> **Records**

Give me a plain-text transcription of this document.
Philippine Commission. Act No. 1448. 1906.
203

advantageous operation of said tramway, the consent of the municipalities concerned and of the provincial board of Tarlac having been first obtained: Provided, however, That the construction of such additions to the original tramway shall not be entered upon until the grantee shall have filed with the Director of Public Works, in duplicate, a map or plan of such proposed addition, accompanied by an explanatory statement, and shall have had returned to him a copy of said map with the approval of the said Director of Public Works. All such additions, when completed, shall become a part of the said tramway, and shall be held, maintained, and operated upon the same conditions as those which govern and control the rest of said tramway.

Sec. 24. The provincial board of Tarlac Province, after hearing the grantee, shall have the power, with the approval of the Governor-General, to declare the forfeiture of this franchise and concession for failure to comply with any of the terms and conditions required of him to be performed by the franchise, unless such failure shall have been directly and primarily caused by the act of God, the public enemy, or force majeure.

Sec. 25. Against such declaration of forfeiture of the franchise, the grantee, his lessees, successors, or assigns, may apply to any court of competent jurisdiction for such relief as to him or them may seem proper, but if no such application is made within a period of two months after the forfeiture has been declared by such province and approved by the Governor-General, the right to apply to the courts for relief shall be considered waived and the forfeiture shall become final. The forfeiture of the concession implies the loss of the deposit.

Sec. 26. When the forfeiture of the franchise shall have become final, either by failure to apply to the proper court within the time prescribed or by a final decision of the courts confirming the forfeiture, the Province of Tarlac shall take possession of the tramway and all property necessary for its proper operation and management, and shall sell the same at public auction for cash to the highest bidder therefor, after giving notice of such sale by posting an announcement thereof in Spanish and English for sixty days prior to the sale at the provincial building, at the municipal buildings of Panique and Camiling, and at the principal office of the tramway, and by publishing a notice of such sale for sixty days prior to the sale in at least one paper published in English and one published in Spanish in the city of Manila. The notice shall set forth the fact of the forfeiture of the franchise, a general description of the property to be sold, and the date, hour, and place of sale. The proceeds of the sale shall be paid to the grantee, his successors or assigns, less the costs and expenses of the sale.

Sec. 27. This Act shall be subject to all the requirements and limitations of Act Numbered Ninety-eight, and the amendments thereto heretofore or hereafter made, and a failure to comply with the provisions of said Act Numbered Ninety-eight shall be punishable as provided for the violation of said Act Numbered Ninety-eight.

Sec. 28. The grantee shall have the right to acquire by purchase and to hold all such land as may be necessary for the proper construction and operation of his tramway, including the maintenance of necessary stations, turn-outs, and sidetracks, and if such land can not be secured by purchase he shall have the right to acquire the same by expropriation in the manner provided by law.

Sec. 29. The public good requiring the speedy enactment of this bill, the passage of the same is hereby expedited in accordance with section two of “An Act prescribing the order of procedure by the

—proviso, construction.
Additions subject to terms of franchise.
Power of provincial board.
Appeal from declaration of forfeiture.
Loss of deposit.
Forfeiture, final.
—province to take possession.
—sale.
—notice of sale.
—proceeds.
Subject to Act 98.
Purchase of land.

> **Task description**
Transcribe the entire listing above precisely.

> **Result**
Give me a plain-text transcription of this document.
Philippine Commission. Act No. 1448. 1906.
203

advantageous operation of said tramway, the consent of the municipalities concerned and of the provincial board of Tarlac having been first obtained: Provided, however, That the construction of such additions to the original tramway shall not be entered upon until the grantee shall have filed with the Director of Public Works, in duplicate, a map or plan of such proposed addition, accompanied by an explanatory statement, and shall have had returned to him a copy of said map with the approval of the said Director of Public Works. All such additions, when completed, shall become a part of the said tramway, and shall be held, maintained, and operated upon the same conditions as those which govern and control the rest of said tramway.

Sec. 24. The provincial board of Tarlac Province, after hearing the grantee, shall have the power, with the approval of the Governor-General, to declare the forfeiture of this franchise and concession for failure to comply with any of the terms and conditions required of him to be performed by the franchise, unless such failure shall have been directly and primarily caused by the act of God, the public enemy, or force majeure.

Sec. 25. Against such declaration of forfeiture of the franchise, the grantee, his lessees, successors, or assigns, may apply to any court of competent jurisdiction for such relief as to him or them may seem proper, but if no such application is made within a period of two months after the forfeiture has been declared by such province and approved by the Governor-General, the right to apply to the courts for relief shall be considered waived and the forfeiture shall become final. The forfeiture of the concession implies the loss of the deposit.

Sec. 26. When the forfeiture of the franchise shall have become final, either by failure to apply to the proper court within the time prescribed or by a final decision of the courts confirming the forfeiture, the Province of Tarlac shall take possession of the tramway and all property necessary for its proper operation and management, and shall sell the same at public auction for cash to the highest bidder therefor, after giving notice of such sale by posting an announcement thereof in Spanish and English for sixty days prior to the sale at the provincial building, at the municipal buildings of Panique and Camiling, and at the principal office of the tramway, and by publishing a notice of such sale for sixty days prior to the sale in at least one paper published in English and one published in Spanish in the city of Manila. The notice shall set forth the fact of the forfeiture of the franchise, a general description of the property to be sold, and the date, hour, and place of sale. The proceeds of the sale shall be paid to the grantee, his successors or assigns, less the costs and expenses of the sale.

Sec. 27. This Act shall be subject to all the requirements and limitations of Act Numbered Ninety-eight, and the amendments thereto heretofore or hereafter made, and a failure to comply with the provisions of said Act Numbered Ninety-eight shall be punishable as provided for the violation of said Act Numbered Ninety-eight.

Sec. 28. The grantee shall have the right to acquire by purchase and to hold all such land as may be necessary for the proper construction and operation of his tramway, including the maintenance of necessary stations, turn-outs, and sidetracks, and if such land can not be secured by purchase he shall have the right to acquire the same by expropriation in the manner provided by law.

Sec. 29. The public good requiring the speedy enactment of this bill, the passage of the same is hereby expedited in accordance with section two of “An Act prescribing the order of procedure by the

—proviso, construction.
Additions subject to terms of franchise.
Power of provincial board.
Appeal from declaration of forfeiture.
Loss of deposit.
Forfeiture, final.
—province to take possession.
—sale.
—notice of sale.
—proceeds.
Subject to Act 98.
Purchase of land.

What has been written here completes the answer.